--- Aufgaben zur Übung ---
- 1) Prüfen Sie, ob die folgenden Aussagen mit dem Auszug übereinstimmen, und antworten Sie jeweils mit Ja oder Nein samt den entscheidenden Worten des Auszugs als wörtlichem Zitat.
(a) Die Fußgruppe der Caritas trat mit Beschäftigten aus der St.-Laurentius-Werkstatt auf.
(b) Die Fußgruppe der Heidefreunde fordert ein Tempolimit bei Videospielen.
(c) Am Rosenmontag steht das Hagener Prinzenpaar Detlef II. und Simone II. an der Spitze des Zuges.
- 2) Drucken Sie aus dem Auszug die Passage wörtlich ab, die bei „Lobenswert auch die“ beginnt und bei „den Asphalt zauberte.“ endet.

--- Auszug ---
**********
Lobenswert auch die Toleranz-Signale aus dem Zug: So warben die Regenbogen-Piraten nicht bloß für die Vielfalt unter den Liebenden, sondern auch beim Thema Klimawandel wurde sehr schnell deutlich, dass wir ökologisch ohnehin in einem globalen Boot sitzen – ein Thema, das keinerlei Spielraum für Ressentiments unter den Völkern, Religionen und Kulturen lässt. Den größten Spaß in den Backen hatte allerdings die Fußgruppe der Caritas, die ihr Motto „Kunterbunt und Hand in Hand, so wollen wir es wagen, so ist Inklusion in Hagen“ mit vielen Beschäftigten aus der St.-Laurentius-Werkstatt leidenschaftlich auf den Asphalt zauberte.

Kein Tempolimit bei Videospielen fordert die launige Fußgruppe der Heidefreunde.
Kein Tempolimit bei Videospielen fordert die launige Fußgruppe der Heidefreunde. © Alex Talash | Alex Talash

Auf ein Neues am Rosenmontag in Hagen, dann allerdings nicht mit Oberloßrockpaar, Stukenförster und Vorhaller Bauer an der Spitze, sondern dem Hagener Prinzenpaar Detlef II. und Simone II.: „Wir haben noch Kondition und freuen und riesig“, luden sie noch einmal alle Hagener zum Zug in der Innenstadt ein.
**********
--- Ausgewählte Einträge ---

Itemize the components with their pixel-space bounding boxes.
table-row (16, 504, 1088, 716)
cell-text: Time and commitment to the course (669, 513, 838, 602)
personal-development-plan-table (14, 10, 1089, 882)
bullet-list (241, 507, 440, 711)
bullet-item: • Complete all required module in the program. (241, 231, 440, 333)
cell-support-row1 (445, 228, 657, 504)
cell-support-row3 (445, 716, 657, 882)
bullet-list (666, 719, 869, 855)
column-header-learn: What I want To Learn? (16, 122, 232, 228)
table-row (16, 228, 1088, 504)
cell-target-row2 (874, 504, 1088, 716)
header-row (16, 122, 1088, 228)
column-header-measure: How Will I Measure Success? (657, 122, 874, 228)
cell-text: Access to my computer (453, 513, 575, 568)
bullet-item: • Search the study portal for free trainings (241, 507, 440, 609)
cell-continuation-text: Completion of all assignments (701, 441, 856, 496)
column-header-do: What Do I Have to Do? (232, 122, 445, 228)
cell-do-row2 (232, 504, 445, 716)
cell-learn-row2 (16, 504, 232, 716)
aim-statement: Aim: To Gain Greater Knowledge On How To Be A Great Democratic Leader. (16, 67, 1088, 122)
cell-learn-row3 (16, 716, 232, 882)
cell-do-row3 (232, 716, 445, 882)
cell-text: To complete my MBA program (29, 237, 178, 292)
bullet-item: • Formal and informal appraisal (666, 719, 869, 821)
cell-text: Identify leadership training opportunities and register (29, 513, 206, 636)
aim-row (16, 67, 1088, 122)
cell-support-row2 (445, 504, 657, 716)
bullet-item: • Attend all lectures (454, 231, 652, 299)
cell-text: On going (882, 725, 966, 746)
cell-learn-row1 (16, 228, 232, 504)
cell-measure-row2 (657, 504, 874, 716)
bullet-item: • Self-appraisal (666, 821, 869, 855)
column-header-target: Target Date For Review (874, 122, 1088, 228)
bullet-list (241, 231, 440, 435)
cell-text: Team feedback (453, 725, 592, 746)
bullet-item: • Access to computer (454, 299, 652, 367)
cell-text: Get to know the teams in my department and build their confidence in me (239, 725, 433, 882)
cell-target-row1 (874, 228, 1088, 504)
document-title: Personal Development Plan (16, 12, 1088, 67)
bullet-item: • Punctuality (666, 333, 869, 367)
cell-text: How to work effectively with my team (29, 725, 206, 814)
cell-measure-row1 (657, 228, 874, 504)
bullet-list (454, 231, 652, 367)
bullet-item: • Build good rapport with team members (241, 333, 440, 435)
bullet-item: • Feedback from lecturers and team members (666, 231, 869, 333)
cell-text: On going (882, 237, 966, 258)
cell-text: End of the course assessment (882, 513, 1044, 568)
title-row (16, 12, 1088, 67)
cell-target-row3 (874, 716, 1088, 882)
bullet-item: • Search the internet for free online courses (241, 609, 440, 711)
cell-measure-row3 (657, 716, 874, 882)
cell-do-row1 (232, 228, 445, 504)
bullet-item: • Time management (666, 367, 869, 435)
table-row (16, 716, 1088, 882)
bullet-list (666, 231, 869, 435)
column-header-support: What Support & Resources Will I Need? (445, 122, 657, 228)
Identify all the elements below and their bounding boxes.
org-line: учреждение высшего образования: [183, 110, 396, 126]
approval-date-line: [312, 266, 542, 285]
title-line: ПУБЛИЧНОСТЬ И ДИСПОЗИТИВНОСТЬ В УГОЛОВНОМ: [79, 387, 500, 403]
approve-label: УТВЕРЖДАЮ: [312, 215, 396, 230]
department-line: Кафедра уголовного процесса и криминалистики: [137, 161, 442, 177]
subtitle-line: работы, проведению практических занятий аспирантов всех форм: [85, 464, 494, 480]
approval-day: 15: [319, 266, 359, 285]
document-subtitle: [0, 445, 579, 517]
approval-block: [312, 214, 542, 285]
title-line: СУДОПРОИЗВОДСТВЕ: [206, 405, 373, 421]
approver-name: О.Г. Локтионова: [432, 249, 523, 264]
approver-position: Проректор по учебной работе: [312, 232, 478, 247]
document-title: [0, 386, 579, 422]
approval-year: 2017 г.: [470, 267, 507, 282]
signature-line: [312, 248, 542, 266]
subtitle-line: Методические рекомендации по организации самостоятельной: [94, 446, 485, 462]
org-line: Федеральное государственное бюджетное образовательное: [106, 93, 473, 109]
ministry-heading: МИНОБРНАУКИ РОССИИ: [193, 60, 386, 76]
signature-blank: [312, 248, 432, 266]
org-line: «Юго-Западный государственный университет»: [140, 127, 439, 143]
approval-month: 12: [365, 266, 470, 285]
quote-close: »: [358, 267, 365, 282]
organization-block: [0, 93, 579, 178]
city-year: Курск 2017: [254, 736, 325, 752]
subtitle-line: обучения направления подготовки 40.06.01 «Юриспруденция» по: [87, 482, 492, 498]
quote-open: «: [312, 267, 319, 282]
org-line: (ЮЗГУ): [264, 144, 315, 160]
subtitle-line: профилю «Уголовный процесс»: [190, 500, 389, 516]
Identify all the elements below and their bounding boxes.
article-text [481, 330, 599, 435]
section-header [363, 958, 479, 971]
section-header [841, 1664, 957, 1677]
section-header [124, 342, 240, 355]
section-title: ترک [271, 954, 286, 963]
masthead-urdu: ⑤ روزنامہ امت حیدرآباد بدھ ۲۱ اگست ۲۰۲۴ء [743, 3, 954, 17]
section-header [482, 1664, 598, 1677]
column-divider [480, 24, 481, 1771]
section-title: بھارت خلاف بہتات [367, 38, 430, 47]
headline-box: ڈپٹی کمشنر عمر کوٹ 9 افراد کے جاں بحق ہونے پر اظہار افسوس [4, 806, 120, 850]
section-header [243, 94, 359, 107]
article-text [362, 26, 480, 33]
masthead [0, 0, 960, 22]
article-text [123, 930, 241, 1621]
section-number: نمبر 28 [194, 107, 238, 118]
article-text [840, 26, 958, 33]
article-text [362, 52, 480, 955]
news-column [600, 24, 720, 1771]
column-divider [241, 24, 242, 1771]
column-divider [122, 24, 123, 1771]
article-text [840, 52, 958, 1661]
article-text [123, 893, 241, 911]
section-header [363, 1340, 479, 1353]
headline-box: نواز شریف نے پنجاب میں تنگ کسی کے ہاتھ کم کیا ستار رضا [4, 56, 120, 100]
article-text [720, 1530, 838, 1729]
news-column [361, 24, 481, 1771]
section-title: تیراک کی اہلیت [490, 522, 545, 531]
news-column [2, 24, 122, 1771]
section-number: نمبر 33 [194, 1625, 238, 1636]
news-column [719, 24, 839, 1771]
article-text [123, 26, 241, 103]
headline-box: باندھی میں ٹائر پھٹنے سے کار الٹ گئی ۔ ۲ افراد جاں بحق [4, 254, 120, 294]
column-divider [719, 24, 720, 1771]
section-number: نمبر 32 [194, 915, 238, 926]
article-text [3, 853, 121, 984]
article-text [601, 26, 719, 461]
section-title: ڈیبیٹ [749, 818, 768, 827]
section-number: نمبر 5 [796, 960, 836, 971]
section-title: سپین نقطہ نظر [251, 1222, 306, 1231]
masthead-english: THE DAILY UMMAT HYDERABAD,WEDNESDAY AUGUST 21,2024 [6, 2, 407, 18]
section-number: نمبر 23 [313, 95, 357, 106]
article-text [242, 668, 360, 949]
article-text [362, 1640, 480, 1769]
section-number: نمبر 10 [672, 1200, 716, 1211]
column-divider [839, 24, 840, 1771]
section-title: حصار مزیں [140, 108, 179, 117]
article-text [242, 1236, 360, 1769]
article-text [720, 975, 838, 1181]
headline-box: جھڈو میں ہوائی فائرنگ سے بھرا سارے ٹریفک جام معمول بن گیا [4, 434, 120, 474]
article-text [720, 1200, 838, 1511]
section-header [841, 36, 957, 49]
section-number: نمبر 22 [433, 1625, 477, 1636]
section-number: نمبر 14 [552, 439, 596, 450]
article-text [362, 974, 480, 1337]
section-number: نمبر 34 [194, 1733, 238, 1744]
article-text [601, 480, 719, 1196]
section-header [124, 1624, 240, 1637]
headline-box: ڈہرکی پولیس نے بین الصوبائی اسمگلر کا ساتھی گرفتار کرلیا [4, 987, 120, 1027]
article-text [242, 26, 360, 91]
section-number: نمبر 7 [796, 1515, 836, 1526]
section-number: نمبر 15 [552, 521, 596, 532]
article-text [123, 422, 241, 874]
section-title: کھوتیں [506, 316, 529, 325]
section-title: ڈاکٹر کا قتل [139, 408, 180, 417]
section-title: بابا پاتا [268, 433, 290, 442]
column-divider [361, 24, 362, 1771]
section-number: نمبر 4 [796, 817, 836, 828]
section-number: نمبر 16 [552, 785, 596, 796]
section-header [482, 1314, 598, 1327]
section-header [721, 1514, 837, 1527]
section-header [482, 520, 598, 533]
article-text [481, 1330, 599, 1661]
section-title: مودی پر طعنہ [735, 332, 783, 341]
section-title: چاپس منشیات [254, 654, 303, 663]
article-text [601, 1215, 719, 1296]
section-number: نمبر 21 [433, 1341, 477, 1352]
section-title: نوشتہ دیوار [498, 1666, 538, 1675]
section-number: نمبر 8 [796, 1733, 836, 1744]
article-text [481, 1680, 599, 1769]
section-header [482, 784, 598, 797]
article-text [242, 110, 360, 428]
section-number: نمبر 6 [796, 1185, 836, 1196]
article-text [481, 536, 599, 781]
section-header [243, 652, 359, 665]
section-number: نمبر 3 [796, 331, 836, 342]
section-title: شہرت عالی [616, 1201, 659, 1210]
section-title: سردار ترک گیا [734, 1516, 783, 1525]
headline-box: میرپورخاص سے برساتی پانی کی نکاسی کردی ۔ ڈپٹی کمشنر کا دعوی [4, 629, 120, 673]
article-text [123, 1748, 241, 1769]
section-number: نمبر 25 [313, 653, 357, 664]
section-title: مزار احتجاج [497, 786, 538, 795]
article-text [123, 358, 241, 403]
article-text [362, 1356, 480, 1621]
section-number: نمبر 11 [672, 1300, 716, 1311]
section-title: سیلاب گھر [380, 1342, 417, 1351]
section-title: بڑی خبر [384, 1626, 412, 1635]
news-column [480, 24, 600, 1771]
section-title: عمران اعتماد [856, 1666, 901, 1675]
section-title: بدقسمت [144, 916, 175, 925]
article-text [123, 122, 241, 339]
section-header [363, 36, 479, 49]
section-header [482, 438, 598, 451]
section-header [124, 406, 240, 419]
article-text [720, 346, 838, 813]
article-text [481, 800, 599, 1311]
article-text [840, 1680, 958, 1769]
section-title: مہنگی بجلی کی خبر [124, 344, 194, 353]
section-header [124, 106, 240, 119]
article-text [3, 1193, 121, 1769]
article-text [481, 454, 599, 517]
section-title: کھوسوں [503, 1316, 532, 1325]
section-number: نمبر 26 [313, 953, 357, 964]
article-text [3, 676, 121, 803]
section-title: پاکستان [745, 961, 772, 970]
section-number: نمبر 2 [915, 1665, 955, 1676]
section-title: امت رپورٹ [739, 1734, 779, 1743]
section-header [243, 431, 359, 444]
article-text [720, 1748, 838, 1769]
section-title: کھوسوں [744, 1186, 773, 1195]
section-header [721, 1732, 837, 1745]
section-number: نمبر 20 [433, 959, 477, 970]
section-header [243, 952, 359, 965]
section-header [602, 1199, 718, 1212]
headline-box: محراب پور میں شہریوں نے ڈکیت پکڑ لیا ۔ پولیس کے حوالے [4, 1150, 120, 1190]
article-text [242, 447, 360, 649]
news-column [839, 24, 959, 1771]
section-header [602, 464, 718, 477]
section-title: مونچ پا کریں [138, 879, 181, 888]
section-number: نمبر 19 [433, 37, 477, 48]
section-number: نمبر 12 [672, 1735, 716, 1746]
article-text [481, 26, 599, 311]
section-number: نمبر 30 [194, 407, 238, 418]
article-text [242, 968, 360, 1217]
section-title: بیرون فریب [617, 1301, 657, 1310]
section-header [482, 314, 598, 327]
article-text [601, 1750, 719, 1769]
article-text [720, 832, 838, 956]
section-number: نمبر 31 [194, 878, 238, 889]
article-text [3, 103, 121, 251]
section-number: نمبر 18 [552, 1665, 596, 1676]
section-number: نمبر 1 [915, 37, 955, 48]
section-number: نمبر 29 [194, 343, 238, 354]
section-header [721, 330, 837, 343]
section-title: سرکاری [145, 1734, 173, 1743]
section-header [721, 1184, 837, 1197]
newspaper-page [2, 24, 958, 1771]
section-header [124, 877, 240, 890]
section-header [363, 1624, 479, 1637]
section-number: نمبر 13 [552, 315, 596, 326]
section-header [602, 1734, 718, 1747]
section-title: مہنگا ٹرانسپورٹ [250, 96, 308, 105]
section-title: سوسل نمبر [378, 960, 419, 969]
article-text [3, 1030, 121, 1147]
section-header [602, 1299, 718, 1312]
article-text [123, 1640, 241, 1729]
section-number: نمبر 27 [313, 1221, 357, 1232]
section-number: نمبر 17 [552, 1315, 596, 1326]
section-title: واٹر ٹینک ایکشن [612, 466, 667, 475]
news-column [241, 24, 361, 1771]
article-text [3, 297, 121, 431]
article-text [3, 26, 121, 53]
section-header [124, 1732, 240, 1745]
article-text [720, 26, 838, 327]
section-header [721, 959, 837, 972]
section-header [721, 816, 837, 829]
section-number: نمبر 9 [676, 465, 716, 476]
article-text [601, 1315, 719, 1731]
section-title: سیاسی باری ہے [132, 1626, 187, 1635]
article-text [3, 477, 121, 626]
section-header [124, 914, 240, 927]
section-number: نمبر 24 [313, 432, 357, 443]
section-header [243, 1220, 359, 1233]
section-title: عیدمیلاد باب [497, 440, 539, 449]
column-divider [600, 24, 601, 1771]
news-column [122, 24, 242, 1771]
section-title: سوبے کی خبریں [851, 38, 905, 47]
**********
--- Lösungen ---
- 1)
(a) Ja: „mit vielen Beschäftigten aus der St.-Laurentius-Werkstatt“
(b) Nein: „Kein Tempolimit bei Videospielen fordert die launige Fußgruppe der Heidefreunde.“
(c) Ja: „dann allerdings nicht mit Oberloßrockpaar, Stukenförster und Vorhaller Bauer an der Spitze, sondern dem Hagener Prinzenpaar Detlef II. und Simone II.“

- 2)
Lobenswert auch die Toleranz-Signale aus dem Zug: So warben die Regenbogen-Piraten nicht bloß für die Vielfalt unter den Liebenden, sondern auch beim Thema Klimawandel wurde sehr schnell deutlich, dass wir ökologisch ohnehin in einem globalen Boot sitzen – ein Thema, das keinerlei Spielraum für Ressentiments unter den Völkern, Religionen und Kulturen lässt. Den größten Spaß in den Backen hatte allerdings die Fußgruppe der Caritas, die ihr Motto „Kunterbunt und Hand in Hand, so wollen wir es wagen, so ist Inklusion in Hagen“ mit vielen Beschäftigten aus der St.-Laurentius-Werkstatt leidenschaftlich auf den Asphalt zauberte.